▶ _Given records_
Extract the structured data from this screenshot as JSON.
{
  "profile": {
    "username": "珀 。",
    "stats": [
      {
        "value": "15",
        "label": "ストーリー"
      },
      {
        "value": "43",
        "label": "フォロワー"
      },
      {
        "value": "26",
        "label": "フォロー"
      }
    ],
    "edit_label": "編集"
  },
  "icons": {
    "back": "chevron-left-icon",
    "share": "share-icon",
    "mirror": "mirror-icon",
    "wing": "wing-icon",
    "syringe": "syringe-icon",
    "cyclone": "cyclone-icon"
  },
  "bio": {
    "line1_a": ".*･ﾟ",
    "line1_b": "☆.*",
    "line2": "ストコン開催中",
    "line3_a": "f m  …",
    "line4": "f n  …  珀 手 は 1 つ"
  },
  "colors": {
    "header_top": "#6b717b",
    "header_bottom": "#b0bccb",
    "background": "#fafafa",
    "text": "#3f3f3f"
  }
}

▶ _Instructions for the task_
Write every record out again, unaltered.

▶ _The result_
Extract the structured data from this screenshot as JSON.
{
  "profile": {
    "username": "珀 。",
    "stats": [
      {
        "value": "15",
        "label": "ストーリー"
      },
      {
        "value": "43",
        "label": "フォロワー"
      },
      {
        "value": "26",
        "label": "フォロー"
      }
    ],
    "edit_label": "編集"
  },
  "icons": {
    "back": "chevron-left-icon",
    "share": "share-icon",
    "mirror": "mirror-icon",
    "wing": "wing-icon",
    "syringe": "syringe-icon",
    "cyclone": "cyclone-icon"
  },
  "bio": {
    "line1_a": ".*･ﾟ",
    "line1_b": "☆.*",
    "line2": "ストコン開催中",
    "line3_a": "f m  …",
    "line4": "f n  …  珀 手 は 1 つ"
  },
  "colors": {
    "header_top": "#6b717b",
    "header_bottom": "#b0bccb",
    "background": "#fafafa",
    "text": "#3f3f3f"
  }
}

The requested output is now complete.